** Exercise directions **
Repeat each entry exactly and drop the pictures.

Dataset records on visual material
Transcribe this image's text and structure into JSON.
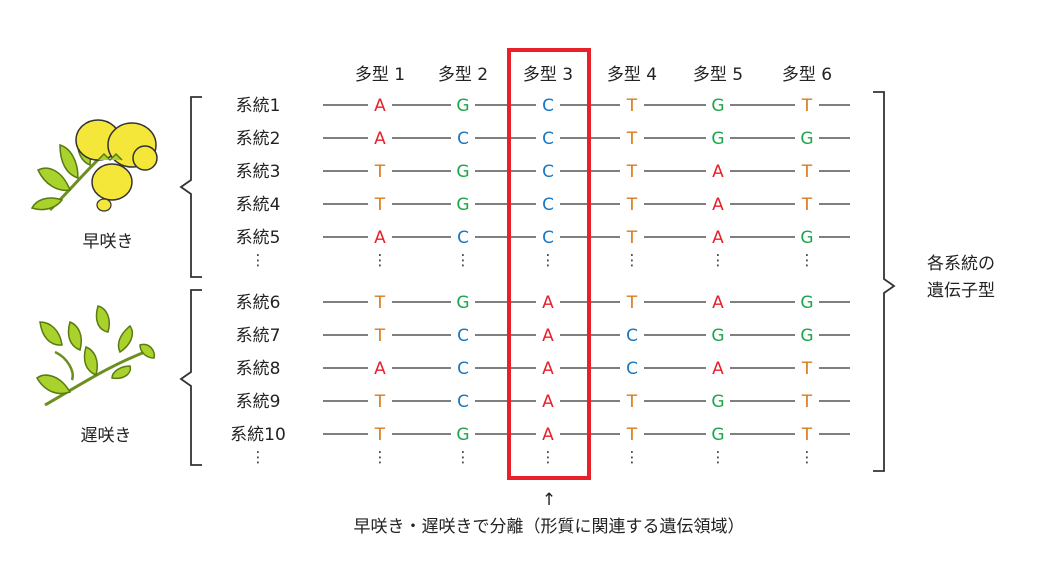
{
  "colors": {
    "A": "#e8202a",
    "C": "#1a78c2",
    "G": "#1ea64b",
    "T": "#d97b1e",
    "highlight": "#e8202a",
    "line": "#555555",
    "flower_yellow": "#f5e63a",
    "leaf_green": "#a9d22c"
  },
  "markers": [
    "多型 1",
    "多型 2",
    "多型 3",
    "多型 4",
    "多型 5",
    "多型 6"
  ],
  "groups": [
    {
      "label": "早咲き",
      "lines": [
        {
          "name": "系統1",
          "bases": [
            "A",
            "G",
            "C",
            "T",
            "G",
            "T"
          ]
        },
        {
          "name": "系統2",
          "bases": [
            "A",
            "C",
            "C",
            "T",
            "G",
            "G"
          ]
        },
        {
          "name": "系統3",
          "bases": [
            "T",
            "G",
            "C",
            "T",
            "A",
            "T"
          ]
        },
        {
          "name": "系統4",
          "bases": [
            "T",
            "G",
            "C",
            "T",
            "A",
            "T"
          ]
        },
        {
          "name": "系統5",
          "bases": [
            "A",
            "C",
            "C",
            "T",
            "A",
            "G"
          ]
        }
      ]
    },
    {
      "label": "遅咲き",
      "lines": [
        {
          "name": "系統6",
          "bases": [
            "T",
            "G",
            "A",
            "T",
            "A",
            "G"
          ]
        },
        {
          "name": "系統7",
          "bases": [
            "T",
            "C",
            "A",
            "C",
            "G",
            "G"
          ]
        },
        {
          "name": "系統8",
          "bases": [
            "A",
            "C",
            "A",
            "C",
            "A",
            "T"
          ]
        },
        {
          "name": "系統9",
          "bases": [
            "T",
            "C",
            "A",
            "T",
            "G",
            "T"
          ]
        },
        {
          "name": "系統10",
          "bases": [
            "T",
            "G",
            "A",
            "T",
            "G",
            "T"
          ]
        }
      ]
    }
  ],
  "ellipsis": "⋮",
  "right_label": [
    "各系統の",
    "遺伝子型"
  ],
  "arrow": "↑",
  "caption": "早咲き・遅咲きで分離（形質に関連する遺伝領域）",
  "highlight_marker": "多型 3"
}
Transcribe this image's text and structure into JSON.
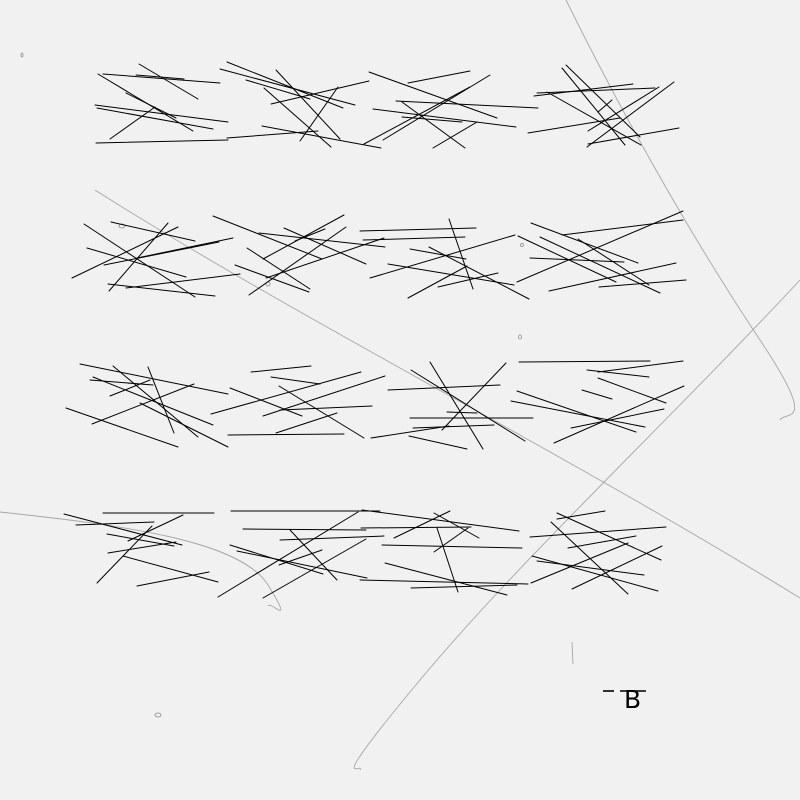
{
  "answer_mark": {
    "letter": "B"
  },
  "colors": {
    "background": "#f1f1f1",
    "strokes": "#000000",
    "faint_arcs": "#9a9a9a"
  }
}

** Completed exercise **
Transcribe this image's text and structure into JSON.
{
  "colors": {
    "A": "#e8202a",
    "C": "#1a78c2",
    "G": "#1ea64b",
    "T": "#d97b1e",
    "highlight": "#e8202a",
    "line": "#555555",
    "flower_yellow": "#f5e63a",
    "leaf_green": "#a9d22c"
  },
  "markers": [
    "多型 1",
    "多型 2",
    "多型 3",
    "多型 4",
    "多型 5",
    "多型 6"
  ],
  "groups": [
    {
      "label": "早咲き",
      "lines": [
        {
          "name": "系統1",
          "bases": [
            "A",
            "G",
            "C",
            "T",
            "G",
            "T"
          ]
        },
        {
          "name": "系統2",
          "bases": [
            "A",
            "C",
            "C",
            "T",
            "G",
            "G"
          ]
        },
        {
          "name": "系統3",
          "bases": [
            "T",
            "G",
            "C",
            "T",
            "A",
            "T"
          ]
        },
        {
          "name": "系統4",
          "bases": [
            "T",
            "G",
            "C",
            "T",
            "A",
            "T"
          ]
        },
        {
          "name": "系統5",
          "bases": [
            "A",
            "C",
            "C",
            "T",
            "A",
            "G"
          ]
        }
      ]
    },
    {
      "label": "遅咲き",
      "lines": [
        {
          "name": "系統6",
          "bases": [
            "T",
            "G",
            "A",
            "T",
            "A",
            "G"
          ]
        },
        {
          "name": "系統7",
          "bases": [
            "T",
            "C",
            "A",
            "C",
            "G",
            "G"
          ]
        },
        {
          "name": "系統8",
          "bases": [
            "A",
            "C",
            "A",
            "C",
            "A",
            "T"
          ]
        },
        {
          "name": "系統9",
          "bases": [
            "T",
            "C",
            "A",
            "T",
            "G",
            "T"
          ]
        },
        {
          "name": "系統10",
          "bases": [
            "T",
            "G",
            "A",
            "T",
            "G",
            "T"
          ]
        }
      ]
    }
  ],
  "ellipsis": "⋮",
  "right_label": [
    "各系統の",
    "遺伝子型"
  ],
  "arrow": "↑",
  "caption": "早咲き・遅咲きで分離（形質に関連する遺伝領域）",
  "highlight_marker": "多型 3"
}
Transcribe this image's text and structure into JSON.
{
  "answer_mark": {
    "letter": "B"
  },
  "colors": {
    "background": "#f1f1f1",
    "strokes": "#000000",
    "faint_arcs": "#9a9a9a"
  }
}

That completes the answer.